INSTRUCTION:
Write out the records word for word, with no pictures.

Extracted records
________________________________________
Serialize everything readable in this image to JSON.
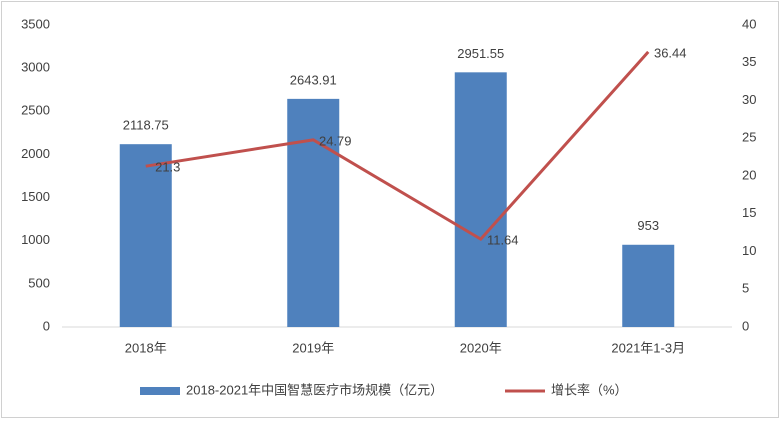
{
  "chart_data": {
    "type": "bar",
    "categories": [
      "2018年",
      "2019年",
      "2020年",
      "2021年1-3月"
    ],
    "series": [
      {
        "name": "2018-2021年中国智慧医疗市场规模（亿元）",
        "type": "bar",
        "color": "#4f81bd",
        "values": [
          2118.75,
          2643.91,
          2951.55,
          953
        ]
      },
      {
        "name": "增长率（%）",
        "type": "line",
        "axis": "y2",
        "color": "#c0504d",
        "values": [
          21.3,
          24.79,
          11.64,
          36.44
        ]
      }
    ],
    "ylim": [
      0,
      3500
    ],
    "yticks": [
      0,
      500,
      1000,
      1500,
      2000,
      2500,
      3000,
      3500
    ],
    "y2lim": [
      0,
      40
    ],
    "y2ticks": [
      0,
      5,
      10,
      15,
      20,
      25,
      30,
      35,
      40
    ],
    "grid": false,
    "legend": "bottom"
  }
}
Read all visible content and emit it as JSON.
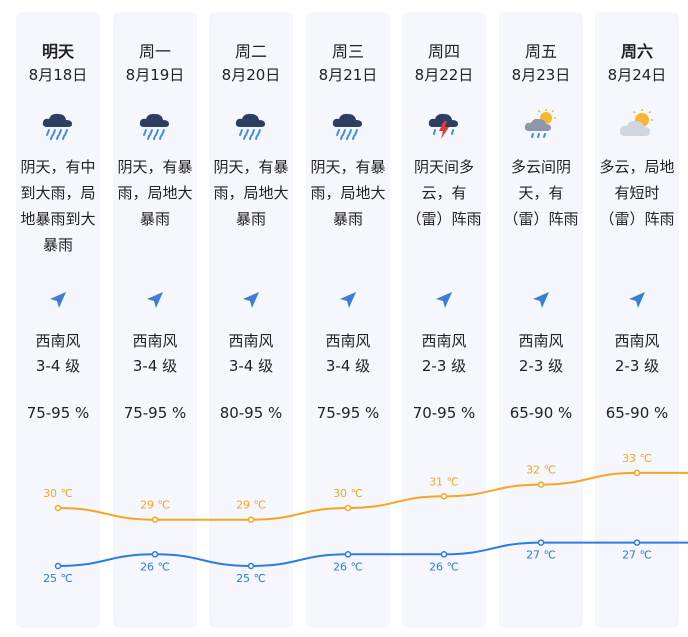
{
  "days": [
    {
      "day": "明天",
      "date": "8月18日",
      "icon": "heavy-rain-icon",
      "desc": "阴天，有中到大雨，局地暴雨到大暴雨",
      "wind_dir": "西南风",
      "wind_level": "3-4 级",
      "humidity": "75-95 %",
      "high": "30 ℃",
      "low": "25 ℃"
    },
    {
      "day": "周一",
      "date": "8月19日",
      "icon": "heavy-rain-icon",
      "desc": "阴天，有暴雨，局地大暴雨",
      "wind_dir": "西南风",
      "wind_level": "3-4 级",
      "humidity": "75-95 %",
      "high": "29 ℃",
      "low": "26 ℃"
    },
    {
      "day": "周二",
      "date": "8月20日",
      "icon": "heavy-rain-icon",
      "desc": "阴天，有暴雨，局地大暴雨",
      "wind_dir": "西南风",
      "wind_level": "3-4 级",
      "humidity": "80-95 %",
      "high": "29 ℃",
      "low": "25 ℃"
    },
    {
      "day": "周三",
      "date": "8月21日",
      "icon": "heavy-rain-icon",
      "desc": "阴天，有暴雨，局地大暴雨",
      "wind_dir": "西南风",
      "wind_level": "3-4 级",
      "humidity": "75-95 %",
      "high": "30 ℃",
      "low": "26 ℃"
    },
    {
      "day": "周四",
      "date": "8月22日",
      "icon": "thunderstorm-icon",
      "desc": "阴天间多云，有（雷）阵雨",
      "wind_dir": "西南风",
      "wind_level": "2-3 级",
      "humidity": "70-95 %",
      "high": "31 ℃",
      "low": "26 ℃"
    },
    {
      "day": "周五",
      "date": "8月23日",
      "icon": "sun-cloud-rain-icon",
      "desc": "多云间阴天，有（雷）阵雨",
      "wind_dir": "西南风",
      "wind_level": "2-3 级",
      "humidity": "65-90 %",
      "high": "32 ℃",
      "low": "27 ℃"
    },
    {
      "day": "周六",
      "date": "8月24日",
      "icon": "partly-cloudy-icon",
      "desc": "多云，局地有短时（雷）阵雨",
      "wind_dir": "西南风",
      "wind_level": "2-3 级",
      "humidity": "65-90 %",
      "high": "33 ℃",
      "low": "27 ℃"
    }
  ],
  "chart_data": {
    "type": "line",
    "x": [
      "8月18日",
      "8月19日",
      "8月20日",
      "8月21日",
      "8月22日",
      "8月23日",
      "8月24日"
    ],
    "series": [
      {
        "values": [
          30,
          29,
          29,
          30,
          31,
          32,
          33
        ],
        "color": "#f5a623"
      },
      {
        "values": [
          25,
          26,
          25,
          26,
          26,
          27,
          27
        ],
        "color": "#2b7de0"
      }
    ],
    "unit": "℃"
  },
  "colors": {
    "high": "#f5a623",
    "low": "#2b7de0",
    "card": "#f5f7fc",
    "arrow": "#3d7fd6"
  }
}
________________________________________
OUTPUT BELOW:
Serialize everything readable in this image to JSON.
{
  "chart_data": {
    "type": "bar",
    "categories": [
      "2018年",
      "2019年",
      "2020年",
      "2021年1-3月"
    ],
    "series": [
      {
        "name": "2018-2021年中国智慧医疗市场规模（亿元）",
        "type": "bar",
        "color": "#4f81bd",
        "values": [
          2118.75,
          2643.91,
          2951.55,
          953
        ]
      },
      {
        "name": "增长率（%）",
        "type": "line",
        "axis": "y2",
        "color": "#c0504d",
        "values": [
          21.3,
          24.79,
          11.64,
          36.44
        ]
      }
    ],
    "ylim": [
      0,
      3500
    ],
    "yticks": [
      0,
      500,
      1000,
      1500,
      2000,
      2500,
      3000,
      3500
    ],
    "y2lim": [
      0,
      40
    ],
    "y2ticks": [
      0,
      5,
      10,
      15,
      20,
      25,
      30,
      35,
      40
    ],
    "grid": false,
    "legend": "bottom"
  }
}
Read all visible content and emit it as JSON.
{
  "days": [
    {
      "day": "明天",
      "date": "8月18日",
      "icon": "heavy-rain-icon",
      "desc": "阴天，有中到大雨，局地暴雨到大暴雨",
      "wind_dir": "西南风",
      "wind_level": "3-4 级",
      "humidity": "75-95 %",
      "high": "30 ℃",
      "low": "25 ℃"
    },
    {
      "day": "周一",
      "date": "8月19日",
      "icon": "heavy-rain-icon",
      "desc": "阴天，有暴雨，局地大暴雨",
      "wind_dir": "西南风",
      "wind_level": "3-4 级",
      "humidity": "75-95 %",
      "high": "29 ℃",
      "low": "26 ℃"
    },
    {
      "day": "周二",
      "date": "8月20日",
      "icon": "heavy-rain-icon",
      "desc": "阴天，有暴雨，局地大暴雨",
      "wind_dir": "西南风",
      "wind_level": "3-4 级",
      "humidity": "80-95 %",
      "high": "29 ℃",
      "low": "25 ℃"
    },
    {
      "day": "周三",
      "date": "8月21日",
      "icon": "heavy-rain-icon",
      "desc": "阴天，有暴雨，局地大暴雨",
      "wind_dir": "西南风",
      "wind_level": "3-4 级",
      "humidity": "75-95 %",
      "high": "30 ℃",
      "low": "26 ℃"
    },
    {
      "day": "周四",
      "date": "8月22日",
      "icon": "thunderstorm-icon",
      "desc": "阴天间多云，有（雷）阵雨",
      "wind_dir": "西南风",
      "wind_level": "2-3 级",
      "humidity": "70-95 %",
      "high": "31 ℃",
      "low": "26 ℃"
    },
    {
      "day": "周五",
      "date": "8月23日",
      "icon": "sun-cloud-rain-icon",
      "desc": "多云间阴天，有（雷）阵雨",
      "wind_dir": "西南风",
      "wind_level": "2-3 级",
      "humidity": "65-90 %",
      "high": "32 ℃",
      "low": "27 ℃"
    },
    {
      "day": "周六",
      "date": "8月24日",
      "icon": "partly-cloudy-icon",
      "desc": "多云，局地有短时（雷）阵雨",
      "wind_dir": "西南风",
      "wind_level": "2-3 级",
      "humidity": "65-90 %",
      "high": "33 ℃",
      "low": "27 ℃"
    }
  ],
  "chart_data": {
    "type": "line",
    "x": [
      "8月18日",
      "8月19日",
      "8月20日",
      "8月21日",
      "8月22日",
      "8月23日",
      "8月24日"
    ],
    "series": [
      {
        "values": [
          30,
          29,
          29,
          30,
          31,
          32,
          33
        ],
        "color": "#f5a623"
      },
      {
        "values": [
          25,
          26,
          25,
          26,
          26,
          27,
          27
        ],
        "color": "#2b7de0"
      }
    ],
    "unit": "℃"
  },
  "colors": {
    "high": "#f5a623",
    "low": "#2b7de0",
    "card": "#f5f7fc",
    "arrow": "#3d7fd6"
  }
}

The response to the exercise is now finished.